Task to complete — In the entries that follow, how many lines contain "text"? Answer with the number only.

Records supplied —
○ ○ ○ ○ ○
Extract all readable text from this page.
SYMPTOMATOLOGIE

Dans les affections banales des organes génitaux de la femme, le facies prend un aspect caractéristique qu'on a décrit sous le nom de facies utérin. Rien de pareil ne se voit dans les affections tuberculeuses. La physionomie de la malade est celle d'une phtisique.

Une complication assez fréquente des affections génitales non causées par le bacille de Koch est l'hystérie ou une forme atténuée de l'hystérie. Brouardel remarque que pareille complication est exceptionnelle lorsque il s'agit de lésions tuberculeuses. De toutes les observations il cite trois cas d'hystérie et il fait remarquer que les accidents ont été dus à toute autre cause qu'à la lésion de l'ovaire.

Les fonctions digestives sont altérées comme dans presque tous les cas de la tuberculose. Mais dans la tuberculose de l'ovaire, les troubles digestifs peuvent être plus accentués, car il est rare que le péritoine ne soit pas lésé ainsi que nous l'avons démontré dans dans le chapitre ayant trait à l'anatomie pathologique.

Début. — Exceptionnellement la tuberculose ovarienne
○ ○ ○ ○ ○
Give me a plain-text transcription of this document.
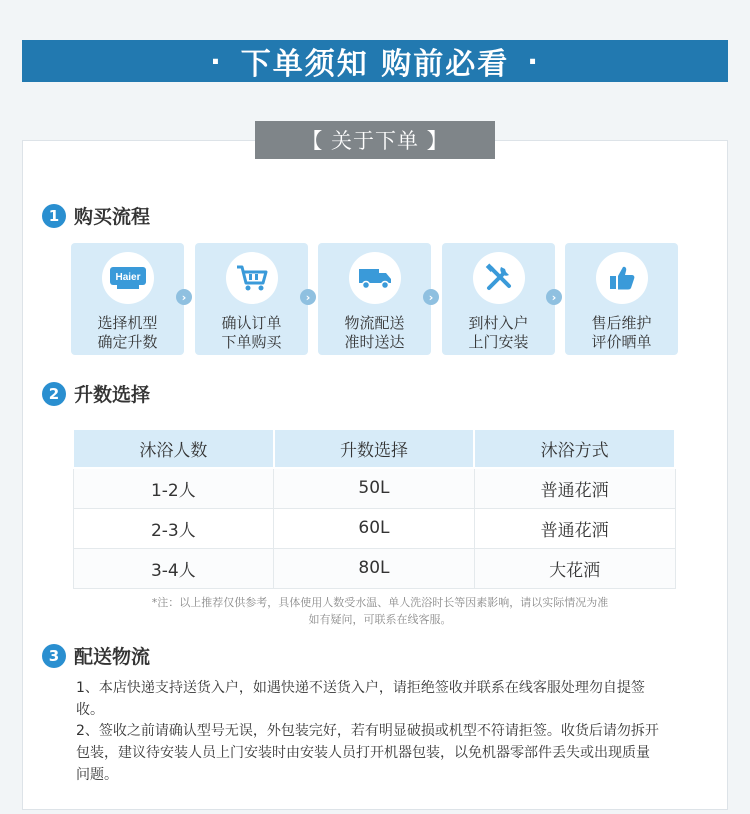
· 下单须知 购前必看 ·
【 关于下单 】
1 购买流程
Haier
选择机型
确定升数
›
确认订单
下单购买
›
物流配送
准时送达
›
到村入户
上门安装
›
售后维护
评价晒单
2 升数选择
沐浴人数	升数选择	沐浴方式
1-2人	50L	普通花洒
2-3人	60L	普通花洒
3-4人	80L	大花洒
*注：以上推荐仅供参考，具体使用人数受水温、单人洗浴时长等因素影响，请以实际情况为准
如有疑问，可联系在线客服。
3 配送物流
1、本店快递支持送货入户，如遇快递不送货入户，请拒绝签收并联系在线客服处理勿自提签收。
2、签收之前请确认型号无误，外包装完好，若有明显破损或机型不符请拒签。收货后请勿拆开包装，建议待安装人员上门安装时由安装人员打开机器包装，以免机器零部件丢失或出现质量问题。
○ ○ ○ ○ ○
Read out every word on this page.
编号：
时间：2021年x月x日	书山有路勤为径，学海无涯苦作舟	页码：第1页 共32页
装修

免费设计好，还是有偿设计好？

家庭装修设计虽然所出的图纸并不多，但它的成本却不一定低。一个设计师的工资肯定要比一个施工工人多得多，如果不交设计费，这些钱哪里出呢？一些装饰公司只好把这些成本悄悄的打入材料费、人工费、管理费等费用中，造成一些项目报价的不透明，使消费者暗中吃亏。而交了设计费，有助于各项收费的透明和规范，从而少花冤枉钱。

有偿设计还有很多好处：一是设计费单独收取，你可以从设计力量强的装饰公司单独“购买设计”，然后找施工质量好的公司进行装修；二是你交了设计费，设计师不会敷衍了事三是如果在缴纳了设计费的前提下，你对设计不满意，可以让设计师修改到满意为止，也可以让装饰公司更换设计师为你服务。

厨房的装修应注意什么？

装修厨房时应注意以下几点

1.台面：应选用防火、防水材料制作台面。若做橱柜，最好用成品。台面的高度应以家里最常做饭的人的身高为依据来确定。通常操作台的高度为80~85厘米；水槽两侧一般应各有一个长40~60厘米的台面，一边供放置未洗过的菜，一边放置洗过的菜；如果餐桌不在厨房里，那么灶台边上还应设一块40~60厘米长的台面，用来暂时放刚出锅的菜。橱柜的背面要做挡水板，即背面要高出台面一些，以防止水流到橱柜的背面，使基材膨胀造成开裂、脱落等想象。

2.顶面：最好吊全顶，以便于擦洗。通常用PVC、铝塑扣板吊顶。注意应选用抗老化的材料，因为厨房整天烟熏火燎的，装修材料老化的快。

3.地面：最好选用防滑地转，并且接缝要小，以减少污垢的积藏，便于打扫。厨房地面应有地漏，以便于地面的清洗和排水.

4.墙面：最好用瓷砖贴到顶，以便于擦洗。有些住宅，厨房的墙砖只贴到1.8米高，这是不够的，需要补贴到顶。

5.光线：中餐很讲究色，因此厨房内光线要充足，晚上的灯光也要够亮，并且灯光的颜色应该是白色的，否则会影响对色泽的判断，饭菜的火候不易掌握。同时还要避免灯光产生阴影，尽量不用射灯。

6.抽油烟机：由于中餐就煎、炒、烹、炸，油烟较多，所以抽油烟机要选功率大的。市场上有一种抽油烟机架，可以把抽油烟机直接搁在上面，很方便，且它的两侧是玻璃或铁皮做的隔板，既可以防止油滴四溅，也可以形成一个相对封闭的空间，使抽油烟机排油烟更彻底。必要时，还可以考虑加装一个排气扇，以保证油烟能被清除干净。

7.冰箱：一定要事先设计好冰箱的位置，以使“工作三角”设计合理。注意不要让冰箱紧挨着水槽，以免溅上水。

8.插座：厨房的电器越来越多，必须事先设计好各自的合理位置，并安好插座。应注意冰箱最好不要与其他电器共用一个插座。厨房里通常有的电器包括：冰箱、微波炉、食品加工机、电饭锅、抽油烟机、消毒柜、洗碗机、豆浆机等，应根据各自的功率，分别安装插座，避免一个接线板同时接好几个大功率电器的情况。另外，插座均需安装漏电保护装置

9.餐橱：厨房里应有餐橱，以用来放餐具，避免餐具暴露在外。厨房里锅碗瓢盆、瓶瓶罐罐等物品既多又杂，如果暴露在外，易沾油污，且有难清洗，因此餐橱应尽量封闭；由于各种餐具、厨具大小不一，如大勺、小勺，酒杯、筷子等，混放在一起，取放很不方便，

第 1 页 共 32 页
○ ○ ○ ○ ○
Finished task — 2